→ **Exercise prompt**: Your task is to print all of the material verbatim.

→ **Given records**:

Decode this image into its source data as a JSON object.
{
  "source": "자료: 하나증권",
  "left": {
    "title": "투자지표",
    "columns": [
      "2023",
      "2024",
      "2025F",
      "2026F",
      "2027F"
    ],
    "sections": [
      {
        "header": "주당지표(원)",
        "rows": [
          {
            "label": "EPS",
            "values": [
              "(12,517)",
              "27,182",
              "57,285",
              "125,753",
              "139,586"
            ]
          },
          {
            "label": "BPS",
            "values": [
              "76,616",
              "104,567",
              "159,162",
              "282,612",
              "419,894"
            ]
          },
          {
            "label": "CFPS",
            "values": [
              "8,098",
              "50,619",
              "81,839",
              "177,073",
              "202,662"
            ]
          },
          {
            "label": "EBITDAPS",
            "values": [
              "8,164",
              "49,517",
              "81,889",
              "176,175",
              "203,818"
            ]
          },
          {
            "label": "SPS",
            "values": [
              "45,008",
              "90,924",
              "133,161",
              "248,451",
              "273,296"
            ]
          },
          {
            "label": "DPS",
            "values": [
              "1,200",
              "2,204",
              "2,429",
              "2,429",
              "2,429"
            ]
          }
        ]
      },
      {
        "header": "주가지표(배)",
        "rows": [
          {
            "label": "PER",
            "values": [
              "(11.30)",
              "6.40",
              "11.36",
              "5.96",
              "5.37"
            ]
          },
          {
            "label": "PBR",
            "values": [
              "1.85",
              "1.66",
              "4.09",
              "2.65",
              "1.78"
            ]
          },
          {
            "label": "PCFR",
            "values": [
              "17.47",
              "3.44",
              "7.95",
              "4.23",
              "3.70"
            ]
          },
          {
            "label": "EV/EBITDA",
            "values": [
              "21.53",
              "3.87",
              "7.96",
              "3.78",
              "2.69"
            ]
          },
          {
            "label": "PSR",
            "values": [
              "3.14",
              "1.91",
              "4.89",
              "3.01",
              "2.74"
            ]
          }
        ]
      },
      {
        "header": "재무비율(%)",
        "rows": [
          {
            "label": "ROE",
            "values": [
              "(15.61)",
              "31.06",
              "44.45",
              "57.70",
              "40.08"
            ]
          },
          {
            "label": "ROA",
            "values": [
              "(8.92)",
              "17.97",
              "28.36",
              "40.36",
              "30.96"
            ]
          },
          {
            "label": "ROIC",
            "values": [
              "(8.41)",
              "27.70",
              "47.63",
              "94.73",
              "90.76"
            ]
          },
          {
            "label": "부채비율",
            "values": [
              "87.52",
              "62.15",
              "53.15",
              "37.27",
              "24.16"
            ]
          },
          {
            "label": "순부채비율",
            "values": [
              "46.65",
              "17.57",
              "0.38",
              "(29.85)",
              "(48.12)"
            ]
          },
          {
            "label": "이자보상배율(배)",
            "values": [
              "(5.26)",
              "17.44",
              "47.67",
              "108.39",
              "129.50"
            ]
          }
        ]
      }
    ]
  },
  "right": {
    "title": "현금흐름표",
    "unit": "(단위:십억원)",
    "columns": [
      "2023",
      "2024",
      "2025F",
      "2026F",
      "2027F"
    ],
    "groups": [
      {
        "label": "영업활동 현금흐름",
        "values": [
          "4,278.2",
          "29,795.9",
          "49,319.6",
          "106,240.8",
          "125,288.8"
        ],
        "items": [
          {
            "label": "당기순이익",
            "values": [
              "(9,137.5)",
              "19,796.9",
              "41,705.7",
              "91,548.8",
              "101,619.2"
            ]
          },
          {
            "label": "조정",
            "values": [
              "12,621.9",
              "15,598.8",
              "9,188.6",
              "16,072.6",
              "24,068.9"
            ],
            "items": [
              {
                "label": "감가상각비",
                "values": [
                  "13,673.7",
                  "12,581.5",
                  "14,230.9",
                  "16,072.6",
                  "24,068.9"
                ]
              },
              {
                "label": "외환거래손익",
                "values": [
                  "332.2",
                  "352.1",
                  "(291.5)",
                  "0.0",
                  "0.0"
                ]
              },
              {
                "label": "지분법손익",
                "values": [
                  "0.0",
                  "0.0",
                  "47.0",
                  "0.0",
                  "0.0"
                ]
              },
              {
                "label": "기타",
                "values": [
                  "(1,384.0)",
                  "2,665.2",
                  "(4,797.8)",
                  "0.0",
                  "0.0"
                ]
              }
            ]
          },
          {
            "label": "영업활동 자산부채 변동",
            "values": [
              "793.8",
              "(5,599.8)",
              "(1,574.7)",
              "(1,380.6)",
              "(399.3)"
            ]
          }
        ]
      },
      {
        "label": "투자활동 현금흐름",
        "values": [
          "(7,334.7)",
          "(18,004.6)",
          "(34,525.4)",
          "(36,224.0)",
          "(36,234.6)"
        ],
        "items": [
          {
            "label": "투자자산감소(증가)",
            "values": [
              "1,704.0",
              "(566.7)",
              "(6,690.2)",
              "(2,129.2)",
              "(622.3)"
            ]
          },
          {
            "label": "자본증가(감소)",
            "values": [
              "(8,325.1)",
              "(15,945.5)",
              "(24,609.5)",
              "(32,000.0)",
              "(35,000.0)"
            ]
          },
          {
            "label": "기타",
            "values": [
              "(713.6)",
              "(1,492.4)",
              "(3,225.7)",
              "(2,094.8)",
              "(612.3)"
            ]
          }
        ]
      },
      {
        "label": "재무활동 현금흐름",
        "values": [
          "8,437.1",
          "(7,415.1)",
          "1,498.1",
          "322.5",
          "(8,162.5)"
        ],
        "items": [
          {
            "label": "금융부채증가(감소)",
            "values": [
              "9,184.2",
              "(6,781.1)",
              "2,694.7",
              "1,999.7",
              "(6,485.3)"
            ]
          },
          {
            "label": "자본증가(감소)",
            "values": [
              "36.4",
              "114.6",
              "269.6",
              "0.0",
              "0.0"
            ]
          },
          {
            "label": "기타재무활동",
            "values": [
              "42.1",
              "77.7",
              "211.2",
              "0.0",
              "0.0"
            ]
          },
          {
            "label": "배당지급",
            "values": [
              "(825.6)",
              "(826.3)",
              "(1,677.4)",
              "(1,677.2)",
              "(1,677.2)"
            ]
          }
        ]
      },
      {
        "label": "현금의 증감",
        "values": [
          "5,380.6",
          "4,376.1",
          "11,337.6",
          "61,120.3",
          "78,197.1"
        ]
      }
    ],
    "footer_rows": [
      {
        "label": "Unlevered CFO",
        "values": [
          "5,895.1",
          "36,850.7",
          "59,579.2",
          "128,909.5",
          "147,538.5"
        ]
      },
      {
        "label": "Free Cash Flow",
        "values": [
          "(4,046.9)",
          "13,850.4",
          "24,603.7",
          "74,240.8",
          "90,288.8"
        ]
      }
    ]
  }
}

→ **Response to this task**:
Decode this image into its source data as a JSON object.
{
  "source": "자료: 하나증권",
  "left": {
    "title": "투자지표",
    "columns": [
      "2023",
      "2024",
      "2025F",
      "2026F",
      "2027F"
    ],
    "sections": [
      {
        "header": "주당지표(원)",
        "rows": [
          {
            "label": "EPS",
            "values": [
              "(12,517)",
              "27,182",
              "57,285",
              "125,753",
              "139,586"
            ]
          },
          {
            "label": "BPS",
            "values": [
              "76,616",
              "104,567",
              "159,162",
              "282,612",
              "419,894"
            ]
          },
          {
            "label": "CFPS",
            "values": [
              "8,098",
              "50,619",
              "81,839",
              "177,073",
              "202,662"
            ]
          },
          {
            "label": "EBITDAPS",
            "values": [
              "8,164",
              "49,517",
              "81,889",
              "176,175",
              "203,818"
            ]
          },
          {
            "label": "SPS",
            "values": [
              "45,008",
              "90,924",
              "133,161",
              "248,451",
              "273,296"
            ]
          },
          {
            "label": "DPS",
            "values": [
              "1,200",
              "2,204",
              "2,429",
              "2,429",
              "2,429"
            ]
          }
        ]
      },
      {
        "header": "주가지표(배)",
        "rows": [
          {
            "label": "PER",
            "values": [
              "(11.30)",
              "6.40",
              "11.36",
              "5.96",
              "5.37"
            ]
          },
          {
            "label": "PBR",
            "values": [
              "1.85",
              "1.66",
              "4.09",
              "2.65",
              "1.78"
            ]
          },
          {
            "label": "PCFR",
            "values": [
              "17.47",
              "3.44",
              "7.95",
              "4.23",
              "3.70"
            ]
          },
          {
            "label": "EV/EBITDA",
            "values": [
              "21.53",
              "3.87",
              "7.96",
              "3.78",
              "2.69"
            ]
          },
          {
            "label": "PSR",
            "values": [
              "3.14",
              "1.91",
              "4.89",
              "3.01",
              "2.74"
            ]
          }
        ]
      },
      {
        "header": "재무비율(%)",
        "rows": [
          {
            "label": "ROE",
            "values": [
              "(15.61)",
              "31.06",
              "44.45",
              "57.70",
              "40.08"
            ]
          },
          {
            "label": "ROA",
            "values": [
              "(8.92)",
              "17.97",
              "28.36",
              "40.36",
              "30.96"
            ]
          },
          {
            "label": "ROIC",
            "values": [
              "(8.41)",
              "27.70",
              "47.63",
              "94.73",
              "90.76"
            ]
          },
          {
            "label": "부채비율",
            "values": [
              "87.52",
              "62.15",
              "53.15",
              "37.27",
              "24.16"
            ]
          },
          {
            "label": "순부채비율",
            "values": [
              "46.65",
              "17.57",
              "0.38",
              "(29.85)",
              "(48.12)"
            ]
          },
          {
            "label": "이자보상배율(배)",
            "values": [
              "(5.26)",
              "17.44",
              "47.67",
              "108.39",
              "129.50"
            ]
          }
        ]
      }
    ]
  },
  "right": {
    "title": "현금흐름표",
    "unit": "(단위:십억원)",
    "columns": [
      "2023",
      "2024",
      "2025F",
      "2026F",
      "2027F"
    ],
    "groups": [
      {
        "label": "영업활동 현금흐름",
        "values": [
          "4,278.2",
          "29,795.9",
          "49,319.6",
          "106,240.8",
          "125,288.8"
        ],
        "items": [
          {
            "label": "당기순이익",
            "values": [
              "(9,137.5)",
              "19,796.9",
              "41,705.7",
              "91,548.8",
              "101,619.2"
            ]
          },
          {
            "label": "조정",
            "values": [
              "12,621.9",
              "15,598.8",
              "9,188.6",
              "16,072.6",
              "24,068.9"
            ],
            "items": [
              {
                "label": "감가상각비",
                "values": [
                  "13,673.7",
                  "12,581.5",
                  "14,230.9",
                  "16,072.6",
                  "24,068.9"
                ]
              },
              {
                "label": "외환거래손익",
                "values": [
                  "332.2",
                  "352.1",
                  "(291.5)",
                  "0.0",
                  "0.0"
                ]
              },
              {
                "label": "지분법손익",
                "values": [
                  "0.0",
                  "0.0",
                  "47.0",
                  "0.0",
                  "0.0"
                ]
              },
              {
                "label": "기타",
                "values": [
                  "(1,384.0)",
                  "2,665.2",
                  "(4,797.8)",
                  "0.0",
                  "0.0"
                ]
              }
            ]
          },
          {
            "label": "영업활동 자산부채 변동",
            "values": [
              "793.8",
              "(5,599.8)",
              "(1,574.7)",
              "(1,380.6)",
              "(399.3)"
            ]
          }
        ]
      },
      {
        "label": "투자활동 현금흐름",
        "values": [
          "(7,334.7)",
          "(18,004.6)",
          "(34,525.4)",
          "(36,224.0)",
          "(36,234.6)"
        ],
        "items": [
          {
            "label": "투자자산감소(증가)",
            "values": [
              "1,704.0",
              "(566.7)",
              "(6,690.2)",
              "(2,129.2)",
              "(622.3)"
            ]
          },
          {
            "label": "자본증가(감소)",
            "values": [
              "(8,325.1)",
              "(15,945.5)",
              "(24,609.5)",
              "(32,000.0)",
              "(35,000.0)"
            ]
          },
          {
            "label": "기타",
            "values": [
              "(713.6)",
              "(1,492.4)",
              "(3,225.7)",
              "(2,094.8)",
              "(612.3)"
            ]
          }
        ]
      },
      {
        "label": "재무활동 현금흐름",
        "values": [
          "8,437.1",
          "(7,415.1)",
          "1,498.1",
          "322.5",
          "(8,162.5)"
        ],
        "items": [
          {
            "label": "금융부채증가(감소)",
            "values": [
              "9,184.2",
              "(6,781.1)",
              "2,694.7",
              "1,999.7",
              "(6,485.3)"
            ]
          },
          {
            "label": "자본증가(감소)",
            "values": [
              "36.4",
              "114.6",
              "269.6",
              "0.0",
              "0.0"
            ]
          },
          {
            "label": "기타재무활동",
            "values": [
              "42.1",
              "77.7",
              "211.2",
              "0.0",
              "0.0"
            ]
          },
          {
            "label": "배당지급",
            "values": [
              "(825.6)",
              "(826.3)",
              "(1,677.4)",
              "(1,677.2)",
              "(1,677.2)"
            ]
          }
        ]
      },
      {
        "label": "현금의 증감",
        "values": [
          "5,380.6",
          "4,376.1",
          "11,337.6",
          "61,120.3",
          "78,197.1"
        ]
      }
    ],
    "footer_rows": [
      {
        "label": "Unlevered CFO",
        "values": [
          "5,895.1",
          "36,850.7",
          "59,579.2",
          "128,909.5",
          "147,538.5"
        ]
      },
      {
        "label": "Free Cash Flow",
        "values": [
          "(4,046.9)",
          "13,850.4",
          "24,603.7",
          "74,240.8",
          "90,288.8"
        ]
      }
    ]
  }
}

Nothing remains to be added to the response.